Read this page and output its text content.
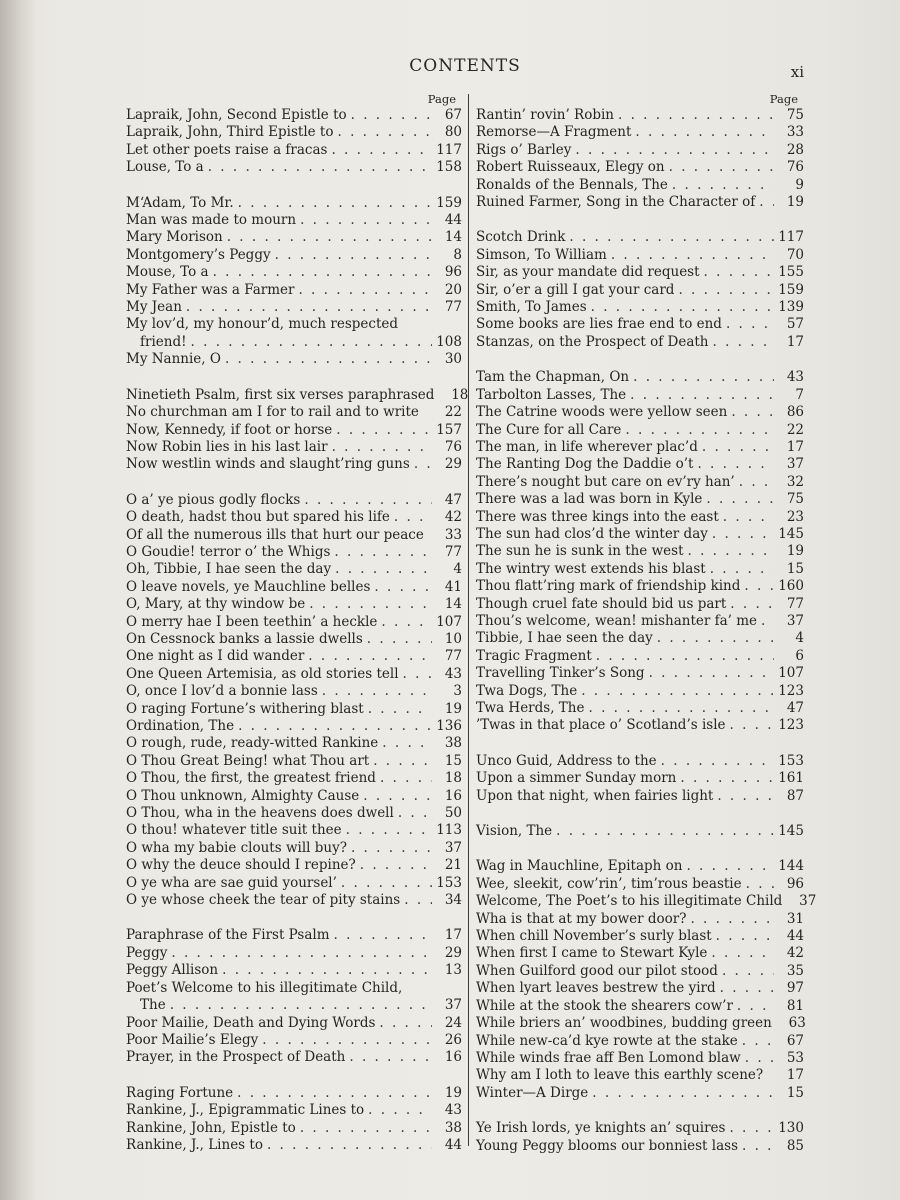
CONTENTS	xi
Page
Lapraik, John, Second Epistle to . . .	67
Lapraik, John, Third Epistle to . . .	80
Let other poets raise a fracas . . .	117
Louse, To a . . .	158
M‘Adam, To Mr. . . .	159
Man was made to mourn . . .	44
Mary Morison . . .	14
Montgomery’s Peggy . . .	8
Mouse, To a . . .	96
My Father was a Farmer . . .	20
My Jean . . .	77
My lov’d, my honour’d, much respected
friend! . . .	108
My Nannie, O . . .	30
Ninetieth Psalm, first six verses paraphrased	18
No churchman am I for to rail and to write	22
Now, Kennedy, if foot or horse . . .	157
Now Robin lies in his last lair . . .	76
Now westlin winds and slaught’ring guns . . .	29
O a’ ye pious godly flocks . . .	47
O death, hadst thou but spared his life . . .	42
Of all the numerous ills that hurt our peace	33
O Goudie! terror o’ the Whigs . . .	77
Oh, Tibbie, I hae seen the day . . .	4
O leave novels, ye Mauchline belles . . .	41
O, Mary, at thy window be . . .	14
O merry hae I been teethin’ a heckle . . .	107
On Cessnock banks a lassie dwells . . .	10
One night as I did wander . . .	77
One Queen Artemisia, as old stories tell . . .	43
O, once I lov’d a bonnie lass . . .	3
O raging Fortune’s withering blast . . .	19
Ordination, The . . .	136
O rough, rude, ready-witted Rankine . . .	38
O Thou Great Being! what Thou art . . .	15
O Thou, the first, the greatest friend . . .	18
O Thou unknown, Almighty Cause . . .	16
O Thou, wha in the heavens does dwell . . .	50
O thou! whatever title suit thee . . .	113
O wha my babie clouts will buy? . . .	37
O why the deuce should I repine? . . .	21
O ye wha are sae guid yoursel’ . . .	153
O ye whose cheek the tear of pity stains . . .	34
Paraphrase of the First Psalm . . .	17
Peggy . . .	29
Peggy Allison . . .	13
Poet’s Welcome to his illegitimate Child,
The . . .	37
Poor Mailie, Death and Dying Words . . .	24
Poor Mailie’s Elegy . . .	26
Prayer, in the Prospect of Death . . .	16
Raging Fortune . . .	19
Rankine, J., Epigrammatic Lines to . . .	43
Rankine, John, Epistle to . . .	38
Rankine, J., Lines to . . .	44
Page
Rantin’ rovin’ Robin . . .	75
Remorse—A Fragment . . .	33
Rigs o’ Barley . . .	28
Robert Ruisseaux, Elegy on . . .	76
Ronalds of the Bennals, The . . .	9
Ruined Farmer, Song in the Character of . . .	19
Scotch Drink . . .	117
Simson, To William . . .	70
Sir, as your mandate did request . . .	155
Sir, o’er a gill I gat your card . . .	159
Smith, To James . . .	139
Some books are lies frae end to end . . .	57
Stanzas, on the Prospect of Death . . .	17
Tam the Chapman, On . . .	43
Tarbolton Lasses, The . . .	7
The Catrine woods were yellow seen . . .	86
The Cure for all Care . . .	22
The man, in life wherever plac’d . . .	17
The Ranting Dog the Daddie o’t . . .	37
There’s nought but care on ev’ry han’ . . .	32
There was a lad was born in Kyle . . .	75
There was three kings into the east . . .	23
The sun had clos’d the winter day . . .	145
The sun he is sunk in the west . . .	19
The wintry west extends his blast . . .	15
Thou flatt’ring mark of friendship kind . . .	160
Though cruel fate should bid us part . . .	77
Thou’s welcome, wean! mishanter fa’ me . . .	37
Tibbie, I hae seen the day . . .	4
Tragic Fragment . . .	6
Travelling Tinker’s Song . . .	107
Twa Dogs, The . . .	123
Twa Herds, The . . .	47
’Twas in that place o’ Scotland’s isle . . .	123
Unco Guid, Address to the . . .	153
Upon a simmer Sunday morn . . .	161
Upon that night, when fairies light . . .	87
Vision, The . . .	145
Wag in Mauchline, Epitaph on . . .	144
Wee, sleekit, cow’rin’, tim’rous beastie . . .	96
Welcome, The Poet’s to his illegitimate Child	37
Wha is that at my bower door? . . .	31
When chill November’s surly blast . . .	44
When first I came to Stewart Kyle . . .	42
When Guilford good our pilot stood . . .	35
When lyart leaves bestrew the yird . . .	97
While at the stook the shearers cow’r . . .	81
While briers an’ woodbines, budding green . . .	63
While new-ca’d kye rowte at the stake . . .	67
While winds frae aff Ben Lomond blaw . . .	53
Why am I loth to leave this earthly scene?	17
Winter—A Dirge . . .	15
Ye Irish lords, ye knights an’ squires . . .	130
Young Peggy blooms our bonniest lass . . .	85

========

» EXERCISE: Copy each line of the listing in which the word "Epistle" can be found.

» EXERCISE RESPONSE:
Lapraik, John, Second Epistle to . . .	67
Lapraik, John, Third Epistle to . . .	80
Rankine, John, Epistle to . . .	38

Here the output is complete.